Problem statement:
Scan the records below. List lines holding "JSON".

Given data:
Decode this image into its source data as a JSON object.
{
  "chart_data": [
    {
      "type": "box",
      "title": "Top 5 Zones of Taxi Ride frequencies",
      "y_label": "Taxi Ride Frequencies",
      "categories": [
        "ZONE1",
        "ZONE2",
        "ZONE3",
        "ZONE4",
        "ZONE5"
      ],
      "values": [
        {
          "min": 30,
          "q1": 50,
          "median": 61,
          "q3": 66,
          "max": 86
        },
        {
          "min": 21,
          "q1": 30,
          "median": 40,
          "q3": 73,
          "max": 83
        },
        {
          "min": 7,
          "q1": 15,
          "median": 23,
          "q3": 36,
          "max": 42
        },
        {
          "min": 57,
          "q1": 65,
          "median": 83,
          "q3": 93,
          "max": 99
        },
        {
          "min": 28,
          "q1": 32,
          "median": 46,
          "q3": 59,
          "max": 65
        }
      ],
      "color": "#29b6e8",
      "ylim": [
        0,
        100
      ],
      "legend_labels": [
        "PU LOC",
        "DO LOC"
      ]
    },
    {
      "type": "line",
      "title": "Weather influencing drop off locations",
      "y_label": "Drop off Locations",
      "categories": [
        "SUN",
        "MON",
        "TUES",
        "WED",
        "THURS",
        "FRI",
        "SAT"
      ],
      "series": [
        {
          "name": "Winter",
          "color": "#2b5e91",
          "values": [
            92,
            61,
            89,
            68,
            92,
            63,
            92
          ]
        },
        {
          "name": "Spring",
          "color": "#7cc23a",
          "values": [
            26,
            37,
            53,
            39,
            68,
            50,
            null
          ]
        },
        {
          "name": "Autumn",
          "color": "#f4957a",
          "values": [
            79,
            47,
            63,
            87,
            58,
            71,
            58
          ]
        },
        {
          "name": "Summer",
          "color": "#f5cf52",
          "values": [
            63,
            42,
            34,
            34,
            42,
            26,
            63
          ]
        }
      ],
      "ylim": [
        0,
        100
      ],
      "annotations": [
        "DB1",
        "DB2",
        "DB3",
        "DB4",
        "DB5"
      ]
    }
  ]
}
...
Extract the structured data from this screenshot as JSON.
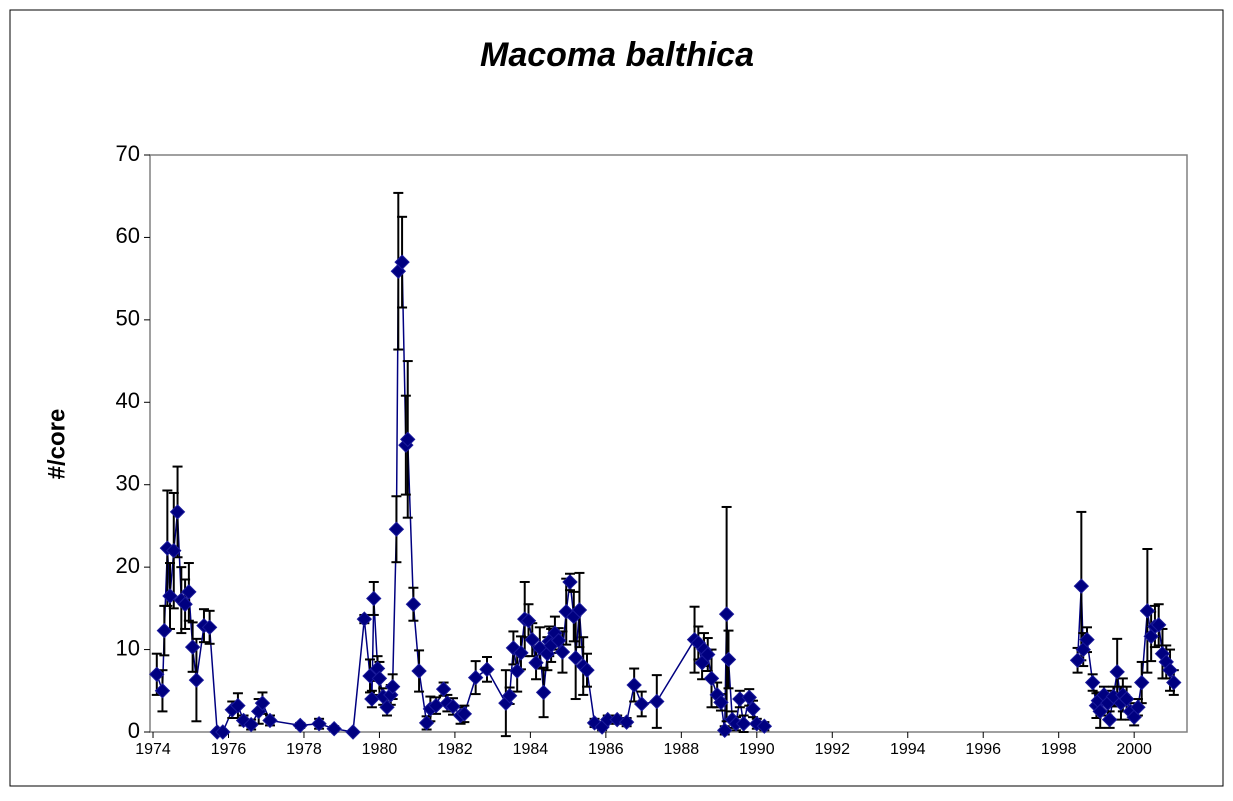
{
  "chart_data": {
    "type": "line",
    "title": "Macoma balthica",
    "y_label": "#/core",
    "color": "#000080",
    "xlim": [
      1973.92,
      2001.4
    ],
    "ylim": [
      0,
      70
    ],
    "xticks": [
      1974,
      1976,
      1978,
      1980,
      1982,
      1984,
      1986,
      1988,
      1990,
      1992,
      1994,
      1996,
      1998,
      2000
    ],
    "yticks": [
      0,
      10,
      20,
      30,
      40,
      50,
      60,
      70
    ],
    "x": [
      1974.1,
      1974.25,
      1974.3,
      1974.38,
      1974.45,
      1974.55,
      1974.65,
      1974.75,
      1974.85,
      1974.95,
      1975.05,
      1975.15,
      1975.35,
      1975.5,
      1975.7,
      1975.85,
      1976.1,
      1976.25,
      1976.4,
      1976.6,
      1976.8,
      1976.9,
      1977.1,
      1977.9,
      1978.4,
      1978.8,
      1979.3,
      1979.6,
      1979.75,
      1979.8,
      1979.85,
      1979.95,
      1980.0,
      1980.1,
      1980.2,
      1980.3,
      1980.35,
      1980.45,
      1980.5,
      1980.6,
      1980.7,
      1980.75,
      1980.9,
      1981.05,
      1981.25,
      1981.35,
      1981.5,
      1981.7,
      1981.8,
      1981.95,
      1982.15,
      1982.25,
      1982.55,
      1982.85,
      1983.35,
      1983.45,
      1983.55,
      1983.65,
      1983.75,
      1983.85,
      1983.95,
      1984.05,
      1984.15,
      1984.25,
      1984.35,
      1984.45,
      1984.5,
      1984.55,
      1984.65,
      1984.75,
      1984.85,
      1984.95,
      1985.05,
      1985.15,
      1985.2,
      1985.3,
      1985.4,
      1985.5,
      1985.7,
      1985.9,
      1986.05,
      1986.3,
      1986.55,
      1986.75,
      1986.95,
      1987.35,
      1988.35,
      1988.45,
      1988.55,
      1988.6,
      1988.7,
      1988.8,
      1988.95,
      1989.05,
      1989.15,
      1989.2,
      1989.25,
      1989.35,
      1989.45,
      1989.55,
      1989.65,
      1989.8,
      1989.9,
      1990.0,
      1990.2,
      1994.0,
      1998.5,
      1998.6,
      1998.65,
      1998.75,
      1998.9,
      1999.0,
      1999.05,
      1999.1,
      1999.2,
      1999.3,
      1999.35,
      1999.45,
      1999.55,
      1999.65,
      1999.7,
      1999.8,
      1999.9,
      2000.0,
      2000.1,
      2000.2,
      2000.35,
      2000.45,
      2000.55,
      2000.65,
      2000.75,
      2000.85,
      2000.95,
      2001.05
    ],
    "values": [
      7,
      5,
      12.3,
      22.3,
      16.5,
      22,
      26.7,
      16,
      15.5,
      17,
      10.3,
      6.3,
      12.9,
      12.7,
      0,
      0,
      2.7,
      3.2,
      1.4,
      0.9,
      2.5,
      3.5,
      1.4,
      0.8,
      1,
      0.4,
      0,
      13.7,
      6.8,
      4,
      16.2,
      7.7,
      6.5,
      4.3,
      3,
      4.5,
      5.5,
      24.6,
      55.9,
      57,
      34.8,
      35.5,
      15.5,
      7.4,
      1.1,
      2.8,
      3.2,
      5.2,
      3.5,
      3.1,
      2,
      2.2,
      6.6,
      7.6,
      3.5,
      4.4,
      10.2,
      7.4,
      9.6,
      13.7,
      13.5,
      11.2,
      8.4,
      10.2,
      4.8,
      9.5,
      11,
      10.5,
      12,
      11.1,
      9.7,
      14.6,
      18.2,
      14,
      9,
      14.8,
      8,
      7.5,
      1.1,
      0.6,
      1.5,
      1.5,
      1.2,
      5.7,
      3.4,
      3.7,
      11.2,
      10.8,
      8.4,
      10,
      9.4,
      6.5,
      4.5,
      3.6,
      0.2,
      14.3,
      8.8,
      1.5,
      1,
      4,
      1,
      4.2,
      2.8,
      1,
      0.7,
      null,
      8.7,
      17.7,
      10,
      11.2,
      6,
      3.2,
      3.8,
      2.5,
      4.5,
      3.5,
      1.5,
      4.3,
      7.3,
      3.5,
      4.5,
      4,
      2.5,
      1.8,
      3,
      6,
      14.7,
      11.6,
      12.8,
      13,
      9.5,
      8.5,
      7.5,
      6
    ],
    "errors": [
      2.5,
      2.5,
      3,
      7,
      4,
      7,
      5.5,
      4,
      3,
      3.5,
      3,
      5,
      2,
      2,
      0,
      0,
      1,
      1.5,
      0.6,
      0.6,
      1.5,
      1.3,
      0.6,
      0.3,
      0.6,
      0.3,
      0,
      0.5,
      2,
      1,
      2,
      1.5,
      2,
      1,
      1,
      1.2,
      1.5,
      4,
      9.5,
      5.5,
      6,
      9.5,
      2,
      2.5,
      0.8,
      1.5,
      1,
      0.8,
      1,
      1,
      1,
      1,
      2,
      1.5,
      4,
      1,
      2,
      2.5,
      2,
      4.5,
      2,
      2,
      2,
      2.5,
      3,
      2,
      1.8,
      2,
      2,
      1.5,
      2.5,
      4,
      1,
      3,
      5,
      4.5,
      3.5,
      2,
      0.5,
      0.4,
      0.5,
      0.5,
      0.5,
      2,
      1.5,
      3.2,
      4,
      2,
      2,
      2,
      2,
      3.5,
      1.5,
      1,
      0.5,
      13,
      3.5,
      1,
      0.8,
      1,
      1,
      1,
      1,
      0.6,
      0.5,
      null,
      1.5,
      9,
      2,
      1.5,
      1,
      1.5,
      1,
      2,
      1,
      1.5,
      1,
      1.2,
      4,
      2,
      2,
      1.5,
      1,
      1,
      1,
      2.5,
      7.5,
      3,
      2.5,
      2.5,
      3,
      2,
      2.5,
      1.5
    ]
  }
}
* * *
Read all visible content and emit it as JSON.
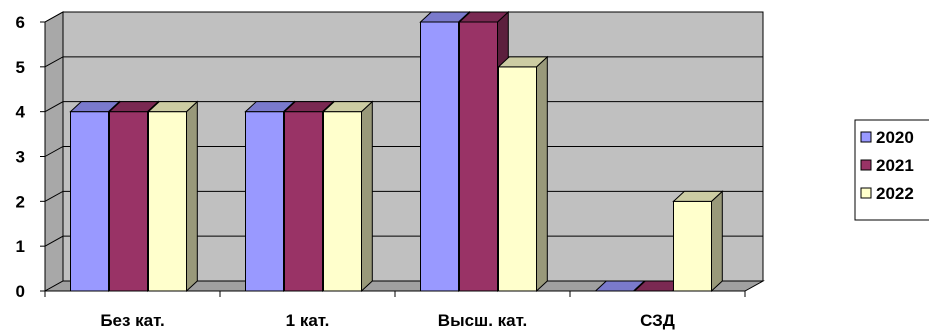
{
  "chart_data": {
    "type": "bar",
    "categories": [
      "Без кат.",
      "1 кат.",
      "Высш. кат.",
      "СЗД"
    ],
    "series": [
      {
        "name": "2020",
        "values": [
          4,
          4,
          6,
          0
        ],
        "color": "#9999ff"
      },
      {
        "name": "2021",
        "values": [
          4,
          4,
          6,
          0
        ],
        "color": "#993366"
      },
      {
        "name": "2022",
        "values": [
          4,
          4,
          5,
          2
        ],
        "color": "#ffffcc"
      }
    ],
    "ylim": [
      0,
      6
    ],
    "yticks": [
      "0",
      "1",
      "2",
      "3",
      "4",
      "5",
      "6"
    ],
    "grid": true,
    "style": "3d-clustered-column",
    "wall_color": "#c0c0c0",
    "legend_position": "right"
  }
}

The completed task:
Decode this image into its source data as a JSON object.
Extract the structured data from this screenshot as JSON.
Read all visible content and emit it as JSON.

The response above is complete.